• **Stated exercise**
Determine how many lines of the material hold the string "name" and reply with only that number.

• **Stored rows**
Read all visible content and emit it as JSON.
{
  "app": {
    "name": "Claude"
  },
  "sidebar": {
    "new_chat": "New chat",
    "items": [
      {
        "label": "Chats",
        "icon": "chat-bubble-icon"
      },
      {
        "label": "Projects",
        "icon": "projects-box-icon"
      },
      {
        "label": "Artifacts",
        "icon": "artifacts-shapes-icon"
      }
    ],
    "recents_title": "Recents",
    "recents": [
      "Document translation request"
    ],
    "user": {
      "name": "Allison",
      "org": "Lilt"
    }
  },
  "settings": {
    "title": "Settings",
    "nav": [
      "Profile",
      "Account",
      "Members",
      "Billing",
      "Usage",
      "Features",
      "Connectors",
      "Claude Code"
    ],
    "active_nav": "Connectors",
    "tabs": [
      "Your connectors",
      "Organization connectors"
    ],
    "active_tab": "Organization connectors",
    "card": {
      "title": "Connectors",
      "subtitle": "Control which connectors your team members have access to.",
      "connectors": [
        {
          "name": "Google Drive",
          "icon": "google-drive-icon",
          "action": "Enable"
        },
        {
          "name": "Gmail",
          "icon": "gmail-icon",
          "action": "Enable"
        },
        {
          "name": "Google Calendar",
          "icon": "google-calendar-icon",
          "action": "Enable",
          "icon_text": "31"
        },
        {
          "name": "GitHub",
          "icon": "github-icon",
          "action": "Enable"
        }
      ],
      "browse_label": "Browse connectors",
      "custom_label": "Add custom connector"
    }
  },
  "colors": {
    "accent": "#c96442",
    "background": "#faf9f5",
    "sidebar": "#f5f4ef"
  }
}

• **Result for this task**
6